CHALLENGE: Skip every picture, and output exactly the lines starting at the one with "Read all visible content and emit it as JSON." and running through the last line of the material below.

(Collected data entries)
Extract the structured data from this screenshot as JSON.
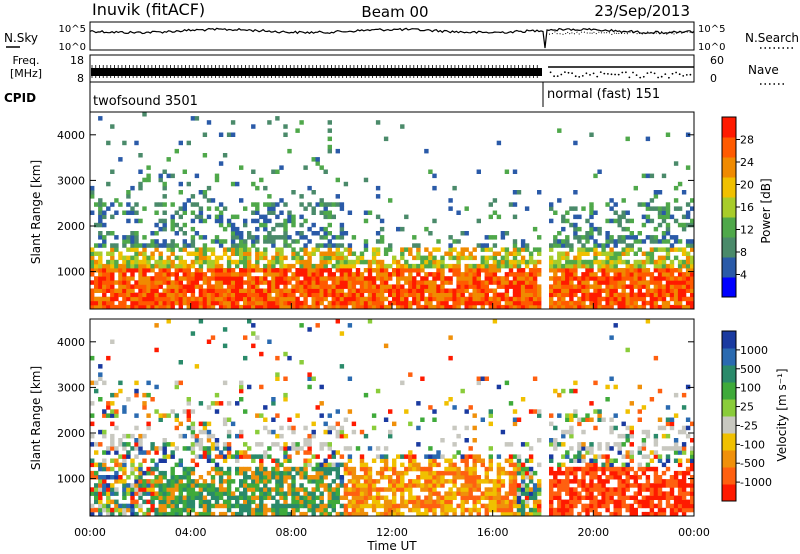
{
  "header": {
    "station": "Inuvik (fitACF)",
    "beam": "Beam 00",
    "date": "23/Sep/2013"
  },
  "noise_panel": {
    "left_label": "N.Sky",
    "left_ticks": [
      "10^5",
      "10^0"
    ],
    "right_label": "N.Search",
    "right_ticks": [
      "10^5",
      "10^0"
    ]
  },
  "freq_panel": {
    "left_label_line1": "Freq.",
    "left_label_line2": "[MHz]",
    "left_ticks": [
      "18",
      "8"
    ],
    "right_label": "Nave",
    "right_ticks": [
      "60",
      "0"
    ]
  },
  "cpid_panel": {
    "label": "CPID",
    "segments": [
      {
        "name": "twofsound 3501"
      },
      {
        "name": "normal (fast) 151"
      }
    ]
  },
  "chart_data": [
    {
      "type": "heatmap",
      "panel": "power",
      "ylabel": "Slant Range [km]",
      "y_ticks": [
        "1000",
        "2000",
        "3000",
        "4000"
      ],
      "ylim": [
        180,
        4500
      ],
      "xlim": [
        0,
        24
      ],
      "colorbar_label": "Power [dB]",
      "colorbar_ticks": [
        "4",
        "8",
        "12",
        "16",
        "20",
        "24",
        "28"
      ],
      "colorbar_range": [
        0,
        30
      ],
      "colorbar_colors": [
        "#0000ff",
        "#2a5aa8",
        "#4a8a6a",
        "#4fa84a",
        "#a8cc2a",
        "#f0c000",
        "#f08a00",
        "#ff5a00",
        "#ff1a00"
      ]
    },
    {
      "type": "heatmap",
      "panel": "velocity",
      "ylabel": "Slant Range [km]",
      "y_ticks": [
        "1000",
        "2000",
        "3000",
        "4000"
      ],
      "ylim": [
        180,
        4500
      ],
      "xlim": [
        0,
        24
      ],
      "xlabel": "Time UT",
      "x_ticks": [
        "00:00",
        "04:00",
        "08:00",
        "12:00",
        "16:00",
        "20:00",
        "00:00"
      ],
      "colorbar_label": "Velocity [m s⁻¹]",
      "colorbar_ticks": [
        "1000",
        "500",
        "100",
        "25",
        "-25",
        "-100",
        "-500",
        "-1000"
      ],
      "colorbar_colors": [
        "#1a3aa0",
        "#2a6ab0",
        "#2a8a6a",
        "#3faa3a",
        "#8acc3a",
        "#c8c8c0",
        "#f0c000",
        "#f0900a",
        "#ff6010",
        "#ff1a00"
      ]
    }
  ]
}
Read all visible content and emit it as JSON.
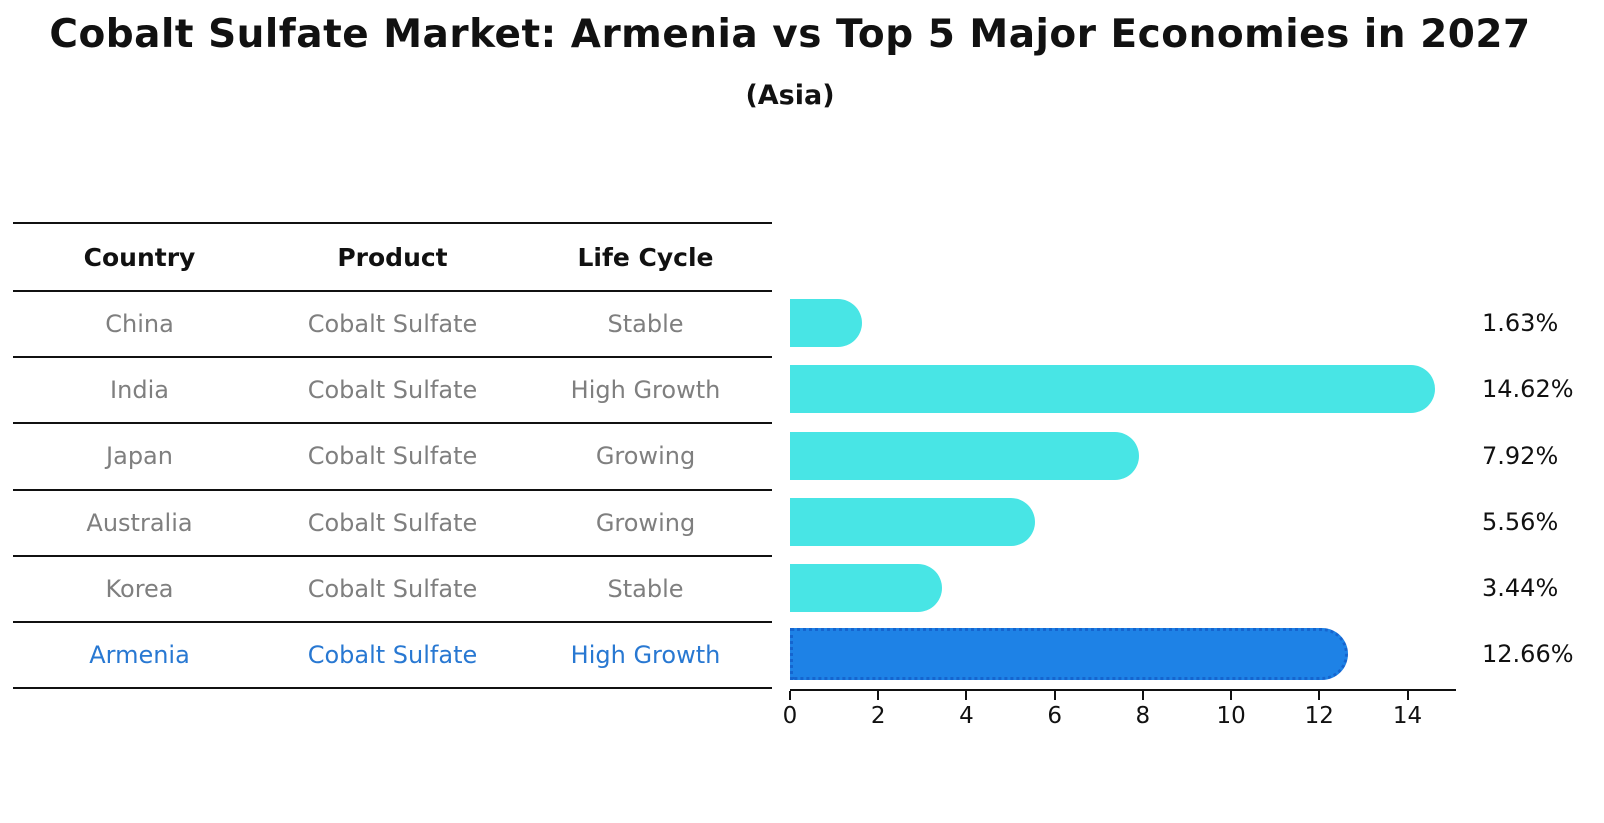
{
  "chart_data": {
    "type": "bar",
    "orientation": "horizontal",
    "title": "Cobalt Sulfate Market: Armenia vs Top 5 Major Economies in 2027",
    "subtitle": "(Asia)",
    "categories": [
      "China",
      "India",
      "Japan",
      "Australia",
      "Korea",
      "Armenia"
    ],
    "values": [
      1.63,
      14.62,
      7.92,
      5.56,
      3.44,
      12.66
    ],
    "value_labels": [
      "1.63%",
      "14.62%",
      "7.92%",
      "5.56%",
      "3.44%",
      "12.66%"
    ],
    "unit": "%",
    "x_ticks": [
      0,
      2,
      4,
      6,
      8,
      10,
      12,
      14
    ],
    "xlim": [
      0,
      15.1
    ],
    "grid": false,
    "legend": "none",
    "highlight_category": "Armenia"
  },
  "table": {
    "headers": [
      "Country",
      "Product",
      "Life Cycle"
    ],
    "rows": [
      {
        "country": "China",
        "product": "Cobalt Sulfate",
        "life_cycle": "Stable",
        "highlight": false
      },
      {
        "country": "India",
        "product": "Cobalt Sulfate",
        "life_cycle": "High Growth",
        "highlight": false
      },
      {
        "country": "Japan",
        "product": "Cobalt Sulfate",
        "life_cycle": "Growing",
        "highlight": false
      },
      {
        "country": "Australia",
        "product": "Cobalt Sulfate",
        "life_cycle": "Growing",
        "highlight": false
      },
      {
        "country": "Korea",
        "product": "Cobalt Sulfate",
        "life_cycle": "Stable",
        "highlight": false
      },
      {
        "country": "Armenia",
        "product": "Cobalt Sulfate",
        "life_cycle": "High Growth",
        "highlight": true
      }
    ]
  },
  "colors": {
    "bar": "#48E5E5",
    "highlight_bar": "#1E82E6",
    "highlight_border": "#1565CF",
    "highlight_text": "#2878D2",
    "muted_text": "#7F7F7F",
    "text": "#111111",
    "background": "#FFFFFF"
  }
}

FULL SOLUTION:
Read all visible content and emit it as JSON.
{
  "chart_data": {
    "type": "bar",
    "orientation": "horizontal",
    "title": "Cobalt Sulfate Market: Armenia vs Top 5 Major Economies in 2027",
    "subtitle": "(Asia)",
    "categories": [
      "China",
      "India",
      "Japan",
      "Australia",
      "Korea",
      "Armenia"
    ],
    "values": [
      1.63,
      14.62,
      7.92,
      5.56,
      3.44,
      12.66
    ],
    "value_labels": [
      "1.63%",
      "14.62%",
      "7.92%",
      "5.56%",
      "3.44%",
      "12.66%"
    ],
    "unit": "%",
    "x_ticks": [
      0,
      2,
      4,
      6,
      8,
      10,
      12,
      14
    ],
    "xlim": [
      0,
      15.1
    ],
    "grid": false,
    "legend": "none",
    "highlight_category": "Armenia"
  },
  "table": {
    "headers": [
      "Country",
      "Product",
      "Life Cycle"
    ],
    "rows": [
      {
        "country": "China",
        "product": "Cobalt Sulfate",
        "life_cycle": "Stable",
        "highlight": false
      },
      {
        "country": "India",
        "product": "Cobalt Sulfate",
        "life_cycle": "High Growth",
        "highlight": false
      },
      {
        "country": "Japan",
        "product": "Cobalt Sulfate",
        "life_cycle": "Growing",
        "highlight": false
      },
      {
        "country": "Australia",
        "product": "Cobalt Sulfate",
        "life_cycle": "Growing",
        "highlight": false
      },
      {
        "country": "Korea",
        "product": "Cobalt Sulfate",
        "life_cycle": "Stable",
        "highlight": false
      },
      {
        "country": "Armenia",
        "product": "Cobalt Sulfate",
        "life_cycle": "High Growth",
        "highlight": true
      }
    ]
  },
  "colors": {
    "bar": "#48E5E5",
    "highlight_bar": "#1E82E6",
    "highlight_border": "#1565CF",
    "highlight_text": "#2878D2",
    "muted_text": "#7F7F7F",
    "text": "#111111",
    "background": "#FFFFFF"
  }
}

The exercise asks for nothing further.